[Stored dataset items]
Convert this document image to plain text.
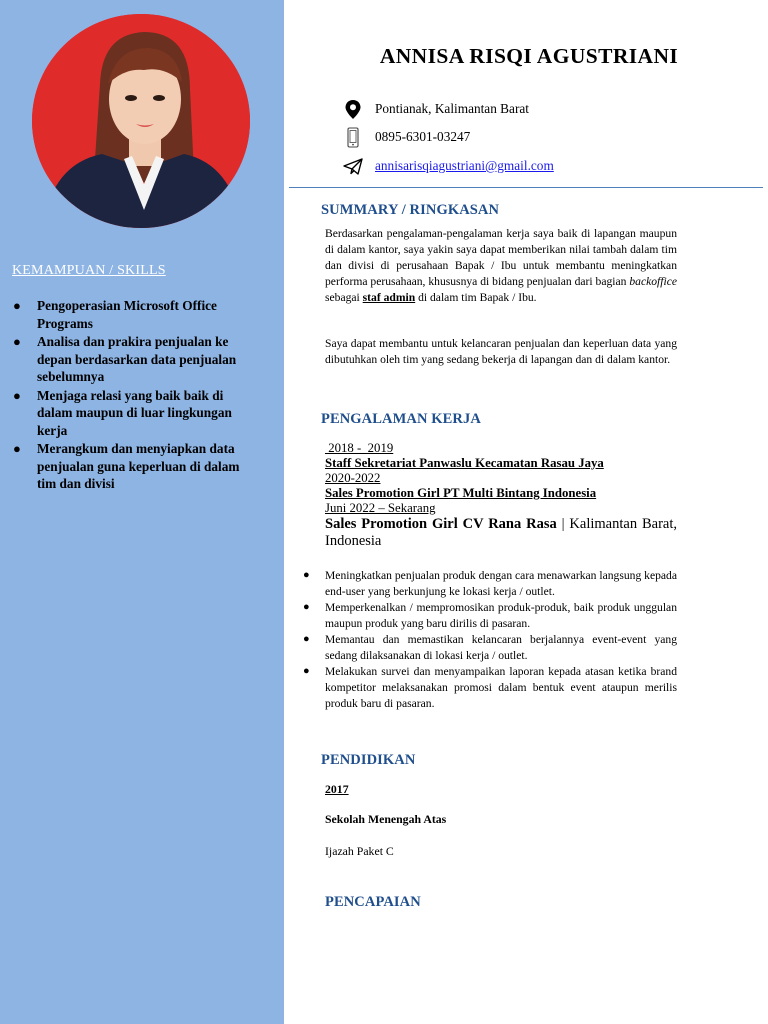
KEMAMPUAN / SKILLS
● Pengoperasian Microsoft Office Programs
● Analisa dan prakira penjualan ke depan berdasarkan data penjualan sebelumnya
● Menjaga relasi yang baik baik di dalam maupun di luar lingkungan kerja
● Merangkum dan menyiapkan data penjualan guna keperluan di dalam tim dan divisi
ANNISA RISQI AGUSTRIANI
Pontianak, Kalimantan Barat
0895-6301-03247
annisarisqiagustriani@gmail.com
SUMMARY / RINGKASAN

Berdasarkan pengalaman-pengalaman kerja saya baik di lapangan maupun di dalam kantor, saya yakin saya dapat memberikan nilai tambah dalam tim dan divisi di perusahaan Bapak / Ibu untuk membantu meningkatkan performa perusahaan, khususnya di bidang penjualan dari bagian backoffice sebagai staf admin di dalam tim Bapak / Ibu.

Saya dapat membantu untuk kelancaran penjualan dan keperluan data yang dibutuhkan oleh tim yang sedang bekerja di lapangan dan di dalam kantor.

PENGALAMAN KERJA
2018 -  2019
Staff Sekretariat Panwaslu Kecamatan Rasau Jaya
2020-2022
Sales Promotion Girl PT Multi Bintang Indonesia
Juni 2022 – Sekarang
Sales Promotion Girl CV Rana Rasa | Kalimantan Barat, Indonesia
● Meningkatkan penjualan produk dengan cara menawarkan langsung kepada end-user yang berkunjung ke lokasi kerja / outlet.
● Memperkenalkan / mempromosikan produk-produk, baik produk unggulan maupun produk yang baru dirilis di pasaran.
● Memantau dan memastikan kelancaran berjalannya event-event yang sedang dilaksanakan di lokasi kerja / outlet.
● Melakukan survei dan menyampaikan laporan kepada atasan ketika brand kompetitor melaksanakan promosi dalam bentuk event ataupun merilis produk baru di pasaran.
PENDIDIKAN
2017
Sekolah Menengah Atas
Ijazah Paket C
PENCAPAIAN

__DIRECTION__:
Filter the entries down to the lines containing "yang". Copy each of those lines.

__EXERCISE RESULT__:
● Menjaga relasi yang baik baik di dalam maupun di luar lingkungan kerja
Saya dapat membantu untuk kelancaran penjualan dan keperluan data yang dibutuhkan oleh tim yang sedang bekerja di lapangan dan di dalam kantor.
● Meningkatkan penjualan produk dengan cara menawarkan langsung kepada end-user yang berkunjung ke lokasi kerja / outlet.
● Memperkenalkan / mempromosikan produk-produk, baik produk unggulan maupun produk yang baru dirilis di pasaran.
● Memantau dan memastikan kelancaran berjalannya event-event yang sedang dilaksanakan di lokasi kerja / outlet.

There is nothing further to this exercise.